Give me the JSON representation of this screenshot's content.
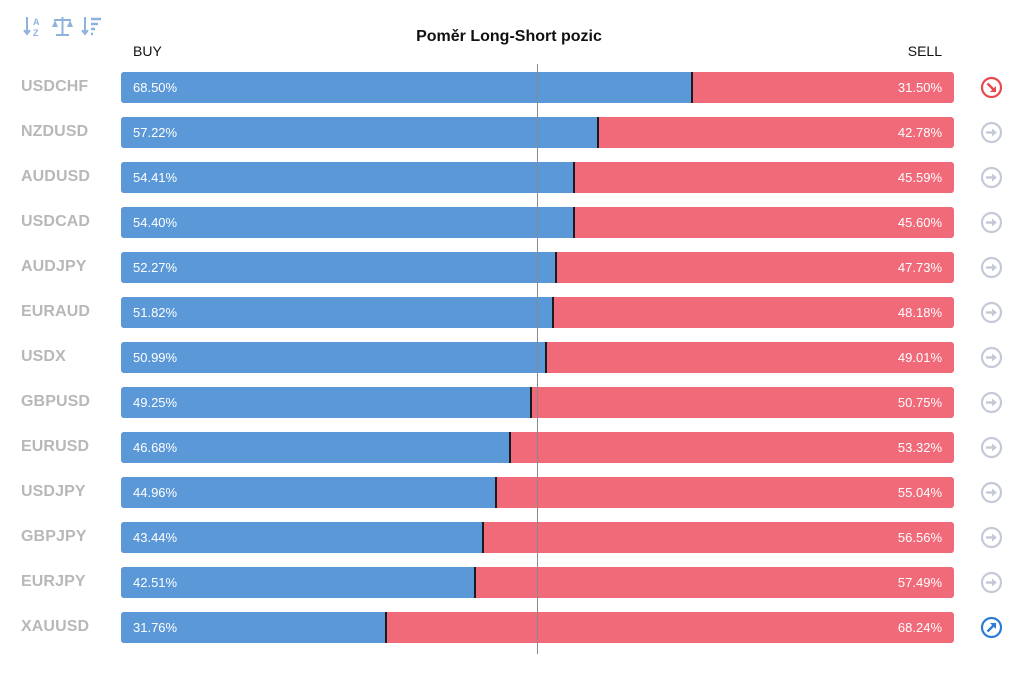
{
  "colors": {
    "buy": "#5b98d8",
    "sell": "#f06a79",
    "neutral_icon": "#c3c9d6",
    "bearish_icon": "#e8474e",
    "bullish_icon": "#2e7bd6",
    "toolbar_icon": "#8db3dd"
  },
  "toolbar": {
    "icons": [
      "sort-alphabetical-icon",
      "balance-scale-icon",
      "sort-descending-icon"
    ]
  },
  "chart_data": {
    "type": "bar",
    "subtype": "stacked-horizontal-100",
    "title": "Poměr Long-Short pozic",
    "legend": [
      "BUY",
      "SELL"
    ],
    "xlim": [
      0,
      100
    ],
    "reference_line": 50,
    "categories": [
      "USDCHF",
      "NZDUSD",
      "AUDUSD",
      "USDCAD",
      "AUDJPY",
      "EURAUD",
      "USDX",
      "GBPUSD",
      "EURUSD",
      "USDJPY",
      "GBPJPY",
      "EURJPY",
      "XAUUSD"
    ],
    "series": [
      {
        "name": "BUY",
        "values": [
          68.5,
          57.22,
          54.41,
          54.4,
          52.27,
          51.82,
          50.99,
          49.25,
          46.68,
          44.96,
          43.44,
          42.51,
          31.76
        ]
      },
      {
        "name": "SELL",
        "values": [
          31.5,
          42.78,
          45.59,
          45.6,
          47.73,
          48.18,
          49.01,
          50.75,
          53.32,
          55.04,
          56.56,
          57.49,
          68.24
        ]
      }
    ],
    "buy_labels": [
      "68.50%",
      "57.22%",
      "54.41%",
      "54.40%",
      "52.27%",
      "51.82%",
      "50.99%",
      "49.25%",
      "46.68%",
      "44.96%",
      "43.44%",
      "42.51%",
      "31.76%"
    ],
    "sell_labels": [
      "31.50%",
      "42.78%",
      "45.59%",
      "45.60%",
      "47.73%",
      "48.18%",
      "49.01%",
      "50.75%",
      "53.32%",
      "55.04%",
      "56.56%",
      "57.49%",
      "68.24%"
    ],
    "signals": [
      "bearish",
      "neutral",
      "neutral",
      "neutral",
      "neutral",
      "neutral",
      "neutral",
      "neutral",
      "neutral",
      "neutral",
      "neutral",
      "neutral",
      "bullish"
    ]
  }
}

● **Set exercise**: Omit the pictures and reproduce the listing exactly.

● **Problem solution**:
Give me the JSON representation of this screenshot's content.
{
  "colors": {
    "buy": "#5b98d8",
    "sell": "#f06a79",
    "neutral_icon": "#c3c9d6",
    "bearish_icon": "#e8474e",
    "bullish_icon": "#2e7bd6",
    "toolbar_icon": "#8db3dd"
  },
  "toolbar": {
    "icons": [
      "sort-alphabetical-icon",
      "balance-scale-icon",
      "sort-descending-icon"
    ]
  },
  "chart_data": {
    "type": "bar",
    "subtype": "stacked-horizontal-100",
    "title": "Poměr Long-Short pozic",
    "legend": [
      "BUY",
      "SELL"
    ],
    "xlim": [
      0,
      100
    ],
    "reference_line": 50,
    "categories": [
      "USDCHF",
      "NZDUSD",
      "AUDUSD",
      "USDCAD",
      "AUDJPY",
      "EURAUD",
      "USDX",
      "GBPUSD",
      "EURUSD",
      "USDJPY",
      "GBPJPY",
      "EURJPY",
      "XAUUSD"
    ],
    "series": [
      {
        "name": "BUY",
        "values": [
          68.5,
          57.22,
          54.41,
          54.4,
          52.27,
          51.82,
          50.99,
          49.25,
          46.68,
          44.96,
          43.44,
          42.51,
          31.76
        ]
      },
      {
        "name": "SELL",
        "values": [
          31.5,
          42.78,
          45.59,
          45.6,
          47.73,
          48.18,
          49.01,
          50.75,
          53.32,
          55.04,
          56.56,
          57.49,
          68.24
        ]
      }
    ],
    "buy_labels": [
      "68.50%",
      "57.22%",
      "54.41%",
      "54.40%",
      "52.27%",
      "51.82%",
      "50.99%",
      "49.25%",
      "46.68%",
      "44.96%",
      "43.44%",
      "42.51%",
      "31.76%"
    ],
    "sell_labels": [
      "31.50%",
      "42.78%",
      "45.59%",
      "45.60%",
      "47.73%",
      "48.18%",
      "49.01%",
      "50.75%",
      "53.32%",
      "55.04%",
      "56.56%",
      "57.49%",
      "68.24%"
    ],
    "signals": [
      "bearish",
      "neutral",
      "neutral",
      "neutral",
      "neutral",
      "neutral",
      "neutral",
      "neutral",
      "neutral",
      "neutral",
      "neutral",
      "neutral",
      "bullish"
    ]
  }
}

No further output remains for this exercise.